Pull out every line in the data that has the string "sobre" in it.

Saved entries
start

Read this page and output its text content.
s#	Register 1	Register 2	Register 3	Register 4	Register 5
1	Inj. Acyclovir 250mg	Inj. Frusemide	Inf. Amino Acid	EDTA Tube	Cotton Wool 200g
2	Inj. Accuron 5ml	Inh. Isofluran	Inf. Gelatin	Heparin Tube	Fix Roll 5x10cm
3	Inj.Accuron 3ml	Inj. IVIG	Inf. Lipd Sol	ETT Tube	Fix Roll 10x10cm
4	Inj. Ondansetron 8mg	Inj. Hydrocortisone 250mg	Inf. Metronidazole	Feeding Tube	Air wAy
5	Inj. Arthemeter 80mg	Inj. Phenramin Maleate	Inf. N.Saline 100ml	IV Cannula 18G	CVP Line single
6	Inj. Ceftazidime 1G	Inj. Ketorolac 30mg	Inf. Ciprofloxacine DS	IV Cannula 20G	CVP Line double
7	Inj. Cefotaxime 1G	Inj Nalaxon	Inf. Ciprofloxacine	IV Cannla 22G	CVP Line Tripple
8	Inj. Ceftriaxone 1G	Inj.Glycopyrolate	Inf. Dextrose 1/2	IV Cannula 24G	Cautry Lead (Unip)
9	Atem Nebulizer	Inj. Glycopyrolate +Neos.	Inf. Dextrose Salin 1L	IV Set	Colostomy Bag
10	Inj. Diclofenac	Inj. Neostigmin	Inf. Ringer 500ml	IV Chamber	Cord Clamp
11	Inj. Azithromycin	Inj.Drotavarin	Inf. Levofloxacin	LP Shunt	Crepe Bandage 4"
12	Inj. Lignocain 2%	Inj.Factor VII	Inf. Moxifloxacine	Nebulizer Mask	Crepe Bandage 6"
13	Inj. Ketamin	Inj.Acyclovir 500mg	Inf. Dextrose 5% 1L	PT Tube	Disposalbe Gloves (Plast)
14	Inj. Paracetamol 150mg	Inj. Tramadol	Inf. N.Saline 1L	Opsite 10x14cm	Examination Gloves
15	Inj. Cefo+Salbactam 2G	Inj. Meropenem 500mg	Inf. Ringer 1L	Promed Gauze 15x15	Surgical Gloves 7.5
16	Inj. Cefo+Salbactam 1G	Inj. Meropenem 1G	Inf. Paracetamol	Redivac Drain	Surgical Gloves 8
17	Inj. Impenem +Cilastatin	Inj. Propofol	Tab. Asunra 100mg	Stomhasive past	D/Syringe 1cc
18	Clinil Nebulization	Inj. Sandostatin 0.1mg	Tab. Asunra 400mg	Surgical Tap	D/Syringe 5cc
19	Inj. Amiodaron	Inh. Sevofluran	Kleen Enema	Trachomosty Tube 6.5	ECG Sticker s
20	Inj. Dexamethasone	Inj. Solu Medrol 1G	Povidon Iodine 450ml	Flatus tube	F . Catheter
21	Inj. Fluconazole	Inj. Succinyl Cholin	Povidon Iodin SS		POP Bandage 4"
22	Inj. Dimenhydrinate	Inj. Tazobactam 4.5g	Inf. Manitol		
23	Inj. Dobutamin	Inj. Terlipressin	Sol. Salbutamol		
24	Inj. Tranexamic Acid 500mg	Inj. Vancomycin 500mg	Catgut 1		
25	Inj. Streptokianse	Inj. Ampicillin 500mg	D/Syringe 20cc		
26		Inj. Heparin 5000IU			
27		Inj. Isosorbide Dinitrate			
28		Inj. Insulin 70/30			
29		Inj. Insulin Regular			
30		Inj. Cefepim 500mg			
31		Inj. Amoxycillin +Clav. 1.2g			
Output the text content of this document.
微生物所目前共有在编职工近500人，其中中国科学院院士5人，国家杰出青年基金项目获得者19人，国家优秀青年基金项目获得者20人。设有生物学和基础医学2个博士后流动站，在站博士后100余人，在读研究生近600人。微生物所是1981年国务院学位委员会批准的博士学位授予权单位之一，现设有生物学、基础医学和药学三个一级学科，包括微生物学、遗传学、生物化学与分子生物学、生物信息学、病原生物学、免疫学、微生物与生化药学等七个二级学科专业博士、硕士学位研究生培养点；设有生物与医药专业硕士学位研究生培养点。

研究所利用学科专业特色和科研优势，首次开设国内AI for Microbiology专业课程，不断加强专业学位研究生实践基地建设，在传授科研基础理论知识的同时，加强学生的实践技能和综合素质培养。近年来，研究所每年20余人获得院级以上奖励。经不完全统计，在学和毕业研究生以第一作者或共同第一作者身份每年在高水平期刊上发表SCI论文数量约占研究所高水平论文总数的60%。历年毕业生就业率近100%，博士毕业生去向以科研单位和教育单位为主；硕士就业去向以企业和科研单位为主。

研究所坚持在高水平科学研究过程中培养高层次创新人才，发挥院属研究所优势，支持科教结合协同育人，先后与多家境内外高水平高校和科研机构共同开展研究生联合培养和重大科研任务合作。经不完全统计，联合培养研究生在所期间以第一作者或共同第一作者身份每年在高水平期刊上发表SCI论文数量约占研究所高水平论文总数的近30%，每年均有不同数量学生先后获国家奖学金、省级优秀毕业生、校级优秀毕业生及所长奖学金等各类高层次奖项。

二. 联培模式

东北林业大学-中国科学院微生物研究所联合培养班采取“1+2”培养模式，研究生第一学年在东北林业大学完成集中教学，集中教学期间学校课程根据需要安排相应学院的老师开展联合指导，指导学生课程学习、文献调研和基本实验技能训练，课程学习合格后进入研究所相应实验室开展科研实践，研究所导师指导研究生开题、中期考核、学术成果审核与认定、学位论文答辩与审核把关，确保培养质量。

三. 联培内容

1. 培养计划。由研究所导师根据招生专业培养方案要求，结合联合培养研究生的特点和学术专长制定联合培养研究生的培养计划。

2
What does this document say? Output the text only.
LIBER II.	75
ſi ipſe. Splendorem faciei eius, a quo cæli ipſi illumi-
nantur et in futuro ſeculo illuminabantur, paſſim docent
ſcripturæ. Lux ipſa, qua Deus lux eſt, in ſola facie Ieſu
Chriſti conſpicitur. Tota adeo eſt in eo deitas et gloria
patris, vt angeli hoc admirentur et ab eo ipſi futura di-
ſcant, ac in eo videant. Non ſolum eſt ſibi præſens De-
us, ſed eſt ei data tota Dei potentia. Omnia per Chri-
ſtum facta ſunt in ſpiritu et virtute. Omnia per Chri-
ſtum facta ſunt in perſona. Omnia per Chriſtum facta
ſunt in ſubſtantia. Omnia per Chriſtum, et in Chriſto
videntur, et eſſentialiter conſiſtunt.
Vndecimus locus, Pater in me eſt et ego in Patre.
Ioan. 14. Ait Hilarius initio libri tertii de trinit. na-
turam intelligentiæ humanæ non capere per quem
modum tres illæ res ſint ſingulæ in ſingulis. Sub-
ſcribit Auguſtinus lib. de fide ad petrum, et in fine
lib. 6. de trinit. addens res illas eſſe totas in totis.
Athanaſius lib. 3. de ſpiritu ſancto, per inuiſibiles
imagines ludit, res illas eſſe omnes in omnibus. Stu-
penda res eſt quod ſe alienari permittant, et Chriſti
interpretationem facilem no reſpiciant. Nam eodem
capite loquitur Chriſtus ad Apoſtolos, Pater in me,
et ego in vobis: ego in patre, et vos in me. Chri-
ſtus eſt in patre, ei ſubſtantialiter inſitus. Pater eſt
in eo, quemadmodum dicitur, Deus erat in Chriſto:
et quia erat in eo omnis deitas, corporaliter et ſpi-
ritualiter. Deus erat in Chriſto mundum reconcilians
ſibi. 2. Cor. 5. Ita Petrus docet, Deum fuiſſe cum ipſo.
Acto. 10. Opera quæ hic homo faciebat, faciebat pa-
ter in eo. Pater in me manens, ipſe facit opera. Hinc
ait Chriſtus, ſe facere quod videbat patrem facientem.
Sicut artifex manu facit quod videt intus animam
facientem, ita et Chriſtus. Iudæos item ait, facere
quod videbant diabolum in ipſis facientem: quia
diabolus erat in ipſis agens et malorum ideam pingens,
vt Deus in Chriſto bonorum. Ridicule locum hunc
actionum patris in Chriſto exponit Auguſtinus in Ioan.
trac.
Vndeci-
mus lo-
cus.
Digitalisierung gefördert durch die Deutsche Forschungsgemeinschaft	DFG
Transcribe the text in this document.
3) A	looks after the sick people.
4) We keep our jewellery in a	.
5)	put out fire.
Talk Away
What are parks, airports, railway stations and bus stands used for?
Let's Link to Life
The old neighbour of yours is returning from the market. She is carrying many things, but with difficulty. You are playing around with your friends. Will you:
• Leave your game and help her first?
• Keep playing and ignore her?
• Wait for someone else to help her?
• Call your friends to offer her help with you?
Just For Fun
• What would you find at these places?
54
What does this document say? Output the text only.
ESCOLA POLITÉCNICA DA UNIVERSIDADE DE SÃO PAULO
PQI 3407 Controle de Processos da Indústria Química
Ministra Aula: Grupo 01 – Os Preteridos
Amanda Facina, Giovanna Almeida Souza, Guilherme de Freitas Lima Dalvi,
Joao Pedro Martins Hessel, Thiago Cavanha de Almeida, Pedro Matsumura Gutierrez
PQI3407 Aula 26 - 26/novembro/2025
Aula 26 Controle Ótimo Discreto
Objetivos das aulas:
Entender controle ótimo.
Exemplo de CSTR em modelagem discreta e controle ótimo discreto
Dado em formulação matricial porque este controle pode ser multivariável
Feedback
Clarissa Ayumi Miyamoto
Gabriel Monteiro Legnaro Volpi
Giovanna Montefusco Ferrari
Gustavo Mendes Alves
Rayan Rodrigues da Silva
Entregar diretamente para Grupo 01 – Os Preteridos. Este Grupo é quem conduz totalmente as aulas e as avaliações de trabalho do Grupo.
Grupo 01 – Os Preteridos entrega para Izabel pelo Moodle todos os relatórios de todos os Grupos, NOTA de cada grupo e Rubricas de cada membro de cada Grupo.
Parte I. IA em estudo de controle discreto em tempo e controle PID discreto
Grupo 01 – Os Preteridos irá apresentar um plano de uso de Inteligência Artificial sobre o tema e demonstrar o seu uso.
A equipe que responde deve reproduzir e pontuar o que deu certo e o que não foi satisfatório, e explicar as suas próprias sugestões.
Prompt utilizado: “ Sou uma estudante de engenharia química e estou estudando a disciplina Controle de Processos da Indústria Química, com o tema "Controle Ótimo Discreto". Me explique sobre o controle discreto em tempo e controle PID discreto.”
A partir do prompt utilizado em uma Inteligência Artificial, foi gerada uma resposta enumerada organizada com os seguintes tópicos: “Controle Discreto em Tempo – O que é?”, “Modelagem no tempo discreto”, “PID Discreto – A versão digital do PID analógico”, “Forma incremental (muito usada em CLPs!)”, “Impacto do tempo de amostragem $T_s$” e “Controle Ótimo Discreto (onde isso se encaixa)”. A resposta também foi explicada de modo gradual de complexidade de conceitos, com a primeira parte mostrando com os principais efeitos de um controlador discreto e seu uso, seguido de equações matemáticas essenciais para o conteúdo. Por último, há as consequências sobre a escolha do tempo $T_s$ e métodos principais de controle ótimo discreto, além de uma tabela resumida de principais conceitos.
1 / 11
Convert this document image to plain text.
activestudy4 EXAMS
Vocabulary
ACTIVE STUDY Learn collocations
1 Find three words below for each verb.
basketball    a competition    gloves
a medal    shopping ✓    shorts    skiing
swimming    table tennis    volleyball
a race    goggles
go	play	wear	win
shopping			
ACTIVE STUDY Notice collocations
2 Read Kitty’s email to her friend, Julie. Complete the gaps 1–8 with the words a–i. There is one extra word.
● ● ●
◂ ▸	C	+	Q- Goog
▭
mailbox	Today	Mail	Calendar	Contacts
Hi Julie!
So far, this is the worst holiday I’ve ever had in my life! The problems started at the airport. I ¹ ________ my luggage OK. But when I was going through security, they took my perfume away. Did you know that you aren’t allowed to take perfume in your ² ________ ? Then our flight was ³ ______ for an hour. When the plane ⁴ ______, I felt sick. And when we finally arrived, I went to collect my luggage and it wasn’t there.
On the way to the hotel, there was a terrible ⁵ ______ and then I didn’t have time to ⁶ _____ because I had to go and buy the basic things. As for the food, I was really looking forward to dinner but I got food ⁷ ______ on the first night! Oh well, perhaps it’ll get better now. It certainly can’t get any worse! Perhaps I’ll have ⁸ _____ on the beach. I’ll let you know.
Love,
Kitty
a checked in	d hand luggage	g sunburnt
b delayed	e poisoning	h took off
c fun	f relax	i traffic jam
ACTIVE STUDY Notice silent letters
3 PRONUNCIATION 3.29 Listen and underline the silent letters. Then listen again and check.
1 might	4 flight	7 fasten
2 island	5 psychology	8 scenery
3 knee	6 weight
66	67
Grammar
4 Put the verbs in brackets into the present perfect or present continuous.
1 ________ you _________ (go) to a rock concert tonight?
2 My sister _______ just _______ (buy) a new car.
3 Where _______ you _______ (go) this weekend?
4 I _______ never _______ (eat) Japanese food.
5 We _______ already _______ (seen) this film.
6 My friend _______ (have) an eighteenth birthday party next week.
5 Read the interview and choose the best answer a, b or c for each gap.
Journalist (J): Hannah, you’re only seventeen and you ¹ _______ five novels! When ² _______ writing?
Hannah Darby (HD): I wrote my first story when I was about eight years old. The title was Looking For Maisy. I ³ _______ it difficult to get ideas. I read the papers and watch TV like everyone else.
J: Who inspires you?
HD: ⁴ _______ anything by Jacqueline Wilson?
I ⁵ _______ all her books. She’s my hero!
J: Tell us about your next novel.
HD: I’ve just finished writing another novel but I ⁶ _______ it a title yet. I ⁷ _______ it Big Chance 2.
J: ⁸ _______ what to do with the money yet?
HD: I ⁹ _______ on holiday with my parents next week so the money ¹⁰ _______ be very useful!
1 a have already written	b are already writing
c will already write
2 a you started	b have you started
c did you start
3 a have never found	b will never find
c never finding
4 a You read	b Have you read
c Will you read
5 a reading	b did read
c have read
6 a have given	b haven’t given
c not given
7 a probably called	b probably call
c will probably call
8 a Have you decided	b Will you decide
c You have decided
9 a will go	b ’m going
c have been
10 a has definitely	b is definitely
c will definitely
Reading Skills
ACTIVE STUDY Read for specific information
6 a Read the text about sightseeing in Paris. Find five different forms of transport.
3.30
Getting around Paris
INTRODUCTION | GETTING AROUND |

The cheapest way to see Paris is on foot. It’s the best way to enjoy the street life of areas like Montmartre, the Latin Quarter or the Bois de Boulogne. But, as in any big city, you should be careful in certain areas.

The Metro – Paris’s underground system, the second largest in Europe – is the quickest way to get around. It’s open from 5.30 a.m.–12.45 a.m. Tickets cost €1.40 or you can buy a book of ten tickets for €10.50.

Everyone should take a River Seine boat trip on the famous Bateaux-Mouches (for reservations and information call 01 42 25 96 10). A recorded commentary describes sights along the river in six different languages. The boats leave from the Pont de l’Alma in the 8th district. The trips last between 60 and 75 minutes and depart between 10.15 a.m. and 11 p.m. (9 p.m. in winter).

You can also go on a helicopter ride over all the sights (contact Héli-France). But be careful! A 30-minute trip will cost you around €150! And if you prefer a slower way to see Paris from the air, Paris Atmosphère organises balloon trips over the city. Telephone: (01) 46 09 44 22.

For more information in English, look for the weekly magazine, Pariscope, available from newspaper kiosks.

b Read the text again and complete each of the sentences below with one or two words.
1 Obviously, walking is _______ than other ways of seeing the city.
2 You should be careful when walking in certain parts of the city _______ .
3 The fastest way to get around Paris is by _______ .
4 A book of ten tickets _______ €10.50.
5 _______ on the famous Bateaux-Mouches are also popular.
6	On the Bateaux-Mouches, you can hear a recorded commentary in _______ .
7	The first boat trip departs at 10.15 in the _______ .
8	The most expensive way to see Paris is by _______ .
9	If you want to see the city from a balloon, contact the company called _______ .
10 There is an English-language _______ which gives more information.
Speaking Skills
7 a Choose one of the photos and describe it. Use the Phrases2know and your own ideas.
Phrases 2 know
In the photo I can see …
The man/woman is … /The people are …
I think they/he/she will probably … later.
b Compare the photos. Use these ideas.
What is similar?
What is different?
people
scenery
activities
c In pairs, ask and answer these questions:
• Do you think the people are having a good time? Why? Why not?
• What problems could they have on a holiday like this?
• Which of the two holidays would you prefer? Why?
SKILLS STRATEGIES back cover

end

*COMPLETE RESPONSE*
Grupo 01 – Os Preteridos irá apresentar um plano de uso de Inteligência Artificial sobre o tema e demonstrar o seu uso.
Prompt utilizado: “ Sou uma estudante de engenharia química e estou estudando a disciplina Controle de Processos da Indústria Química, com o tema "Controle Ótimo Discreto". Me explique sobre o controle discreto em tempo e controle PID discreto.”
A partir do prompt utilizado em uma Inteligência Artificial, foi gerada uma resposta enumerada organizada com os seguintes tópicos: “Controle Discreto em Tempo – O que é?”, “Modelagem no tempo discreto”, “PID Discreto – A versão digital do PID analógico”, “Forma incremental (muito usada em CLPs!)”, “Impacto do tempo de amostragem $T_s$” e “Controle Ótimo Discreto (onde isso se encaixa)”. A resposta também foi explicada de modo gradual de complexidade de conceitos, com a primeira parte mostrando com os principais efeitos de um controlador discreto e seu uso, seguido de equações matemáticas essenciais para o conteúdo. Por último, há as consequências sobre a escolha do tempo $T_s$ e métodos principais de controle ótimo discreto, além de uma tabela resumida de principais conceitos.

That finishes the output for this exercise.